▸ **Problem requirements**: Return the records exactly as they are.

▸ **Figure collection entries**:
--------------------------------
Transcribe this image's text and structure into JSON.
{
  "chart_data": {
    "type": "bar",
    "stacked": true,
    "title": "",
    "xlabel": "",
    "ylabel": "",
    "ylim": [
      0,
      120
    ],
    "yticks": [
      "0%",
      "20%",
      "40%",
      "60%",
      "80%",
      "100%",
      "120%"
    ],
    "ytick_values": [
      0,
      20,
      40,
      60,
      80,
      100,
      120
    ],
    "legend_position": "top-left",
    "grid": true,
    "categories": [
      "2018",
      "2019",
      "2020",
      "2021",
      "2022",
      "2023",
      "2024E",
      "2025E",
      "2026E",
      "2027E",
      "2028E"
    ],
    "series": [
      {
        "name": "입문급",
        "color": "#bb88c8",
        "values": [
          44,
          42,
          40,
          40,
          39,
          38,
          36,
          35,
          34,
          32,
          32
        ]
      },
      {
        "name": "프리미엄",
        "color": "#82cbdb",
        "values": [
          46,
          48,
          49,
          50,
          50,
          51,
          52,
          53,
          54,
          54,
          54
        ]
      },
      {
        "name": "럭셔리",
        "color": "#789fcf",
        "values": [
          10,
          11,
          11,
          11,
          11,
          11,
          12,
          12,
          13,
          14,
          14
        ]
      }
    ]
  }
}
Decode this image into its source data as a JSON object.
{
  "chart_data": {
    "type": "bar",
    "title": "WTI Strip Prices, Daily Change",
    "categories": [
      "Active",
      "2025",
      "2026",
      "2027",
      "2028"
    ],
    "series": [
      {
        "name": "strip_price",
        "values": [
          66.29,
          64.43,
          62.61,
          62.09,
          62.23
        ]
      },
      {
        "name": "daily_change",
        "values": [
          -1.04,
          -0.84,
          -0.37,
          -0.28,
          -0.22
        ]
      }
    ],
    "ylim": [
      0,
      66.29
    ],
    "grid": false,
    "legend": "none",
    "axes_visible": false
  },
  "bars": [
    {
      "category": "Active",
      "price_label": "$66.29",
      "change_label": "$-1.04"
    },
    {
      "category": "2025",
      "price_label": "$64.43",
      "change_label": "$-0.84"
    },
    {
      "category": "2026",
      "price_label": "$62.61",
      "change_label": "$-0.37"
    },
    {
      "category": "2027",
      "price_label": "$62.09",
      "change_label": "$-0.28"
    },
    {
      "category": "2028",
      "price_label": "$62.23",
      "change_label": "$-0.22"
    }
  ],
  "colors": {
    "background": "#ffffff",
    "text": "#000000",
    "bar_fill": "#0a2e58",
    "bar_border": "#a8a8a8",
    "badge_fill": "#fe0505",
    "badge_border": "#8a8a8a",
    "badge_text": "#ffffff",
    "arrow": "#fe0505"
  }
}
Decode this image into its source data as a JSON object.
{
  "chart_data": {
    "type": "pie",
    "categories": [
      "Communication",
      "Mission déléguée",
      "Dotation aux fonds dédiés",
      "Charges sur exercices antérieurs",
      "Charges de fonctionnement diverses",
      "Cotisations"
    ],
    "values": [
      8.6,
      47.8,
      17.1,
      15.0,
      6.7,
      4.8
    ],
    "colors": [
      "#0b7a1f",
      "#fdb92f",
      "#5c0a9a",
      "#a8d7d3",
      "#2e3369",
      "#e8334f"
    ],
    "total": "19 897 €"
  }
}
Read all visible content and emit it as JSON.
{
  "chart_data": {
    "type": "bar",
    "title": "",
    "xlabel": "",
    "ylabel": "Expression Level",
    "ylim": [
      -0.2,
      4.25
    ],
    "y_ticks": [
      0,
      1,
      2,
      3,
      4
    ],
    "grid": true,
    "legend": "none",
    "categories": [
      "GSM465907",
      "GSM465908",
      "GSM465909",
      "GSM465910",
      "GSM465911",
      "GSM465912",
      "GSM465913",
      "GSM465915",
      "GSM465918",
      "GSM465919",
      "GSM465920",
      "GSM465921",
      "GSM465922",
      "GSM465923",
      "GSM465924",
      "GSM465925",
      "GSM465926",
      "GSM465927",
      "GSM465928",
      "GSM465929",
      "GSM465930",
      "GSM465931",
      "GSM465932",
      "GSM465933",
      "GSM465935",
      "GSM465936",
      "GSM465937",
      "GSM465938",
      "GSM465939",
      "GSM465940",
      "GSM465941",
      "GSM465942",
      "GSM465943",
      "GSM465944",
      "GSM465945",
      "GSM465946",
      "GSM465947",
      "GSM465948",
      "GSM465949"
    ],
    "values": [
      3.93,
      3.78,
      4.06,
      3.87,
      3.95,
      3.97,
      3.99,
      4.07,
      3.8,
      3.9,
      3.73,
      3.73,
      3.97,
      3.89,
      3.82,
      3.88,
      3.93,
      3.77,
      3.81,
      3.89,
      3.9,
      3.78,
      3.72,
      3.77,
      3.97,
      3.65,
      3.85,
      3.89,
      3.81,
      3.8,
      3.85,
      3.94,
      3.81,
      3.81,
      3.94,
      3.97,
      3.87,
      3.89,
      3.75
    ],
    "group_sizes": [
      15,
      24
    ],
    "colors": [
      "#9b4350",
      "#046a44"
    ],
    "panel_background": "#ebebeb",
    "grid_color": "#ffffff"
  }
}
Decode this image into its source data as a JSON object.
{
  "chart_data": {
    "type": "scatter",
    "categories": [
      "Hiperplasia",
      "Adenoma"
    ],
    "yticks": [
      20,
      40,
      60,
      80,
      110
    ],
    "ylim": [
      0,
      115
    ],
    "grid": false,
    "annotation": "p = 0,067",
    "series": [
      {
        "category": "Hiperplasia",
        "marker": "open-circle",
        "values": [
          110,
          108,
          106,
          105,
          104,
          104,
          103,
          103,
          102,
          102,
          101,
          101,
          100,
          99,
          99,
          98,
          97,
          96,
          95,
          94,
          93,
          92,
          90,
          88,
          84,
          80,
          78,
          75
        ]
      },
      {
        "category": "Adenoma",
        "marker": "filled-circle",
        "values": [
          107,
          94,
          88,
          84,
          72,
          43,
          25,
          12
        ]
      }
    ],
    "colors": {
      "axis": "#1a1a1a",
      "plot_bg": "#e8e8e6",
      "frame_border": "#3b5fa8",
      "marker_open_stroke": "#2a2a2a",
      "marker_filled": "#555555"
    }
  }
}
--------------------------------
▸ **Output for this exercise**:
Transcribe this image's text and structure into JSON.
{
  "chart_data": {
    "type": "bar",
    "stacked": true,
    "title": "",
    "xlabel": "",
    "ylabel": "",
    "ylim": [
      0,
      120
    ],
    "yticks": [
      "0%",
      "20%",
      "40%",
      "60%",
      "80%",
      "100%",
      "120%"
    ],
    "ytick_values": [
      0,
      20,
      40,
      60,
      80,
      100,
      120
    ],
    "legend_position": "top-left",
    "grid": true,
    "categories": [
      "2018",
      "2019",
      "2020",
      "2021",
      "2022",
      "2023",
      "2024E",
      "2025E",
      "2026E",
      "2027E",
      "2028E"
    ],
    "series": [
      {
        "name": "입문급",
        "color": "#bb88c8",
        "values": [
          44,
          42,
          40,
          40,
          39,
          38,
          36,
          35,
          34,
          32,
          32
        ]
      },
      {
        "name": "프리미엄",
        "color": "#82cbdb",
        "values": [
          46,
          48,
          49,
          50,
          50,
          51,
          52,
          53,
          54,
          54,
          54
        ]
      },
      {
        "name": "럭셔리",
        "color": "#789fcf",
        "values": [
          10,
          11,
          11,
          11,
          11,
          11,
          12,
          12,
          13,
          14,
          14
        ]
      }
    ]
  }
}
Decode this image into its source data as a JSON object.
{
  "chart_data": {
    "type": "bar",
    "title": "WTI Strip Prices, Daily Change",
    "categories": [
      "Active",
      "2025",
      "2026",
      "2027",
      "2028"
    ],
    "series": [
      {
        "name": "strip_price",
        "values": [
          66.29,
          64.43,
          62.61,
          62.09,
          62.23
        ]
      },
      {
        "name": "daily_change",
        "values": [
          -1.04,
          -0.84,
          -0.37,
          -0.28,
          -0.22
        ]
      }
    ],
    "ylim": [
      0,
      66.29
    ],
    "grid": false,
    "legend": "none",
    "axes_visible": false
  },
  "bars": [
    {
      "category": "Active",
      "price_label": "$66.29",
      "change_label": "$-1.04"
    },
    {
      "category": "2025",
      "price_label": "$64.43",
      "change_label": "$-0.84"
    },
    {
      "category": "2026",
      "price_label": "$62.61",
      "change_label": "$-0.37"
    },
    {
      "category": "2027",
      "price_label": "$62.09",
      "change_label": "$-0.28"
    },
    {
      "category": "2028",
      "price_label": "$62.23",
      "change_label": "$-0.22"
    }
  ],
  "colors": {
    "background": "#ffffff",
    "text": "#000000",
    "bar_fill": "#0a2e58",
    "bar_border": "#a8a8a8",
    "badge_fill": "#fe0505",
    "badge_border": "#8a8a8a",
    "badge_text": "#ffffff",
    "arrow": "#fe0505"
  }
}
Decode this image into its source data as a JSON object.
{
  "chart_data": {
    "type": "pie",
    "categories": [
      "Communication",
      "Mission déléguée",
      "Dotation aux fonds dédiés",
      "Charges sur exercices antérieurs",
      "Charges de fonctionnement diverses",
      "Cotisations"
    ],
    "values": [
      8.6,
      47.8,
      17.1,
      15.0,
      6.7,
      4.8
    ],
    "colors": [
      "#0b7a1f",
      "#fdb92f",
      "#5c0a9a",
      "#a8d7d3",
      "#2e3369",
      "#e8334f"
    ],
    "total": "19 897 €"
  }
}
Read all visible content and emit it as JSON.
{
  "chart_data": {
    "type": "bar",
    "title": "",
    "xlabel": "",
    "ylabel": "Expression Level",
    "ylim": [
      -0.2,
      4.25
    ],
    "y_ticks": [
      0,
      1,
      2,
      3,
      4
    ],
    "grid": true,
    "legend": "none",
    "categories": [
      "GSM465907",
      "GSM465908",
      "GSM465909",
      "GSM465910",
      "GSM465911",
      "GSM465912",
      "GSM465913",
      "GSM465915",
      "GSM465918",
      "GSM465919",
      "GSM465920",
      "GSM465921",
      "GSM465922",
      "GSM465923",
      "GSM465924",
      "GSM465925",
      "GSM465926",
      "GSM465927",
      "GSM465928",
      "GSM465929",
      "GSM465930",
      "GSM465931",
      "GSM465932",
      "GSM465933",
      "GSM465935",
      "GSM465936",
      "GSM465937",
      "GSM465938",
      "GSM465939",
      "GSM465940",
      "GSM465941",
      "GSM465942",
      "GSM465943",
      "GSM465944",
      "GSM465945",
      "GSM465946",
      "GSM465947",
      "GSM465948",
      "GSM465949"
    ],
    "values": [
      3.93,
      3.78,
      4.06,
      3.87,
      3.95,
      3.97,
      3.99,
      4.07,
      3.8,
      3.9,
      3.73,
      3.73,
      3.97,
      3.89,
      3.82,
      3.88,
      3.93,
      3.77,
      3.81,
      3.89,
      3.9,
      3.78,
      3.72,
      3.77,
      3.97,
      3.65,
      3.85,
      3.89,
      3.81,
      3.8,
      3.85,
      3.94,
      3.81,
      3.81,
      3.94,
      3.97,
      3.87,
      3.89,
      3.75
    ],
    "group_sizes": [
      15,
      24
    ],
    "colors": [
      "#9b4350",
      "#046a44"
    ],
    "panel_background": "#ebebeb",
    "grid_color": "#ffffff"
  }
}
Decode this image into its source data as a JSON object.
{
  "chart_data": {
    "type": "scatter",
    "categories": [
      "Hiperplasia",
      "Adenoma"
    ],
    "yticks": [
      20,
      40,
      60,
      80,
      110
    ],
    "ylim": [
      0,
      115
    ],
    "grid": false,
    "annotation": "p = 0,067",
    "series": [
      {
        "category": "Hiperplasia",
        "marker": "open-circle",
        "values": [
          110,
          108,
          106,
          105,
          104,
          104,
          103,
          103,
          102,
          102,
          101,
          101,
          100,
          99,
          99,
          98,
          97,
          96,
          95,
          94,
          93,
          92,
          90,
          88,
          84,
          80,
          78,
          75
        ]
      },
      {
        "category": "Adenoma",
        "marker": "filled-circle",
        "values": [
          107,
          94,
          88,
          84,
          72,
          43,
          25,
          12
        ]
      }
    ],
    "colors": {
      "axis": "#1a1a1a",
      "plot_bg": "#e8e8e6",
      "frame_border": "#3b5fa8",
      "marker_open_stroke": "#2a2a2a",
      "marker_filled": "#555555"
    }
  }
}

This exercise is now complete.